### DATA SUPPLIED
▶

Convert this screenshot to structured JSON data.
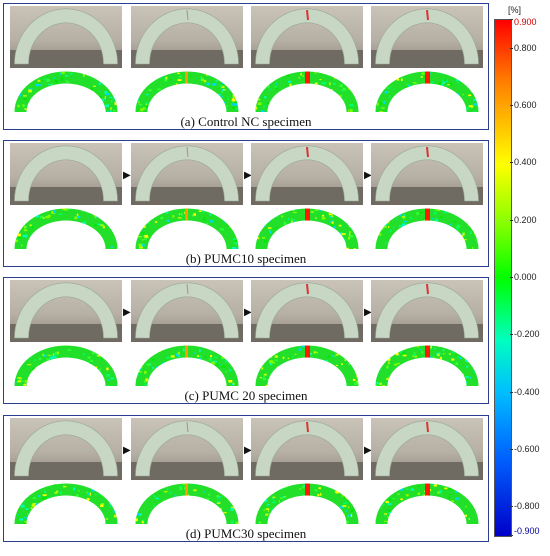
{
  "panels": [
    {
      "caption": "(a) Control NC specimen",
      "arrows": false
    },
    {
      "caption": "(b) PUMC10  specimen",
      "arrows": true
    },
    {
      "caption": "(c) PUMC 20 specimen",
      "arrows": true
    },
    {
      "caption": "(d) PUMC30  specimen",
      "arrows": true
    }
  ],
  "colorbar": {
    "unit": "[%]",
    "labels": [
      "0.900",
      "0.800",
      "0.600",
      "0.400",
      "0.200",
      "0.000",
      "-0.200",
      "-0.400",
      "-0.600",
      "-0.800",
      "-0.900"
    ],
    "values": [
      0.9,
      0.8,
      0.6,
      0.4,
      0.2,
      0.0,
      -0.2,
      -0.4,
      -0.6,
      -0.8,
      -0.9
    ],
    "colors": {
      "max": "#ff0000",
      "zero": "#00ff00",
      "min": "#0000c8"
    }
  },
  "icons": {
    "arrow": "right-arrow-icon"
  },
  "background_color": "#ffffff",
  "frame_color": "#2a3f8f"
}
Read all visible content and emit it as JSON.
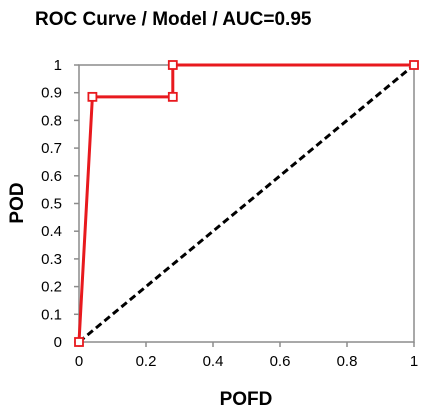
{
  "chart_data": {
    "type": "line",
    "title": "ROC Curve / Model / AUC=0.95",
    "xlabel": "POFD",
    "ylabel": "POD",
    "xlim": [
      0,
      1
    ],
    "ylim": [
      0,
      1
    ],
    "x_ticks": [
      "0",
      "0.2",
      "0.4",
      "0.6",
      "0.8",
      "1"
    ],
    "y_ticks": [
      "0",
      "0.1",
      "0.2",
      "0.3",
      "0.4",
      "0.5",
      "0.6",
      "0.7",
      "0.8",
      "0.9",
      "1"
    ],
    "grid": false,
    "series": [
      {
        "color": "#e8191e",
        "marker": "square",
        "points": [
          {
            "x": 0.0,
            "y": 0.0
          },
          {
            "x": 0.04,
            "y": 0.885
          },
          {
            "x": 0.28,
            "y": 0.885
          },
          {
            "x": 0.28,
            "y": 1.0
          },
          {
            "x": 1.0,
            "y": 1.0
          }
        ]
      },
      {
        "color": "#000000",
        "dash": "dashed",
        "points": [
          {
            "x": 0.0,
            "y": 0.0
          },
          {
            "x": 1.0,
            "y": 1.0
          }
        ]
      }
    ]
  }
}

◀
▶

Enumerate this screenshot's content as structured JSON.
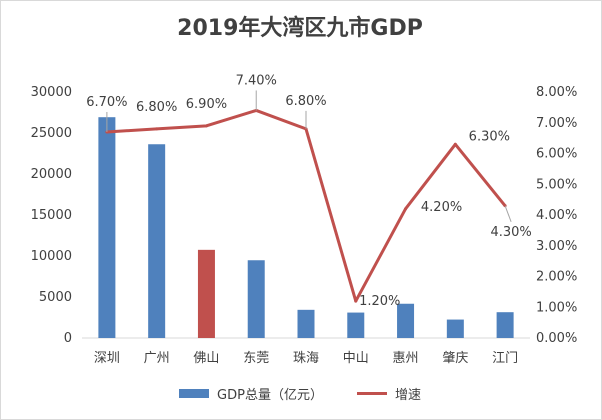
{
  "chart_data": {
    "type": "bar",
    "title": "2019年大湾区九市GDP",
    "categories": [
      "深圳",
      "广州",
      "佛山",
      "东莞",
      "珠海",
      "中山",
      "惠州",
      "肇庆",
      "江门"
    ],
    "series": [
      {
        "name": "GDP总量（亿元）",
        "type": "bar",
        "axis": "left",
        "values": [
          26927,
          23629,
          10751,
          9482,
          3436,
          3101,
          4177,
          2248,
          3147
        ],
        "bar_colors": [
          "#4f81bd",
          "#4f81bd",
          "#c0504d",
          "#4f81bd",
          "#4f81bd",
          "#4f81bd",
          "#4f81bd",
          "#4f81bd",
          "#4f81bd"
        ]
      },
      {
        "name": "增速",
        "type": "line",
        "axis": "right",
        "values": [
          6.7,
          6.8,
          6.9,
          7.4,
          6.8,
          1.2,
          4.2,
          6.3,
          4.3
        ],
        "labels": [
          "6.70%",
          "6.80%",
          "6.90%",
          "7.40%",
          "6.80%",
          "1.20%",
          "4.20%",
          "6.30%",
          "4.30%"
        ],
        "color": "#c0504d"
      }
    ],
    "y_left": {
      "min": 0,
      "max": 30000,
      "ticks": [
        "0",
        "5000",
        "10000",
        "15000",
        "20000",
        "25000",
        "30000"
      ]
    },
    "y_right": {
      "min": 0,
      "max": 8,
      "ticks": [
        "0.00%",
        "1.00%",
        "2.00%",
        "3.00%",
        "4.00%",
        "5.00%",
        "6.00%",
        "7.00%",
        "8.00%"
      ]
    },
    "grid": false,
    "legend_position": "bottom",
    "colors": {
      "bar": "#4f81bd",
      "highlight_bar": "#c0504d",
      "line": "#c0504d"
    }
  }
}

◀

### GOAL OF THE EXERCISE
Go through the data and count each line that has the word "caption", then give the total alone.

### EXERCISE OUTPUT
4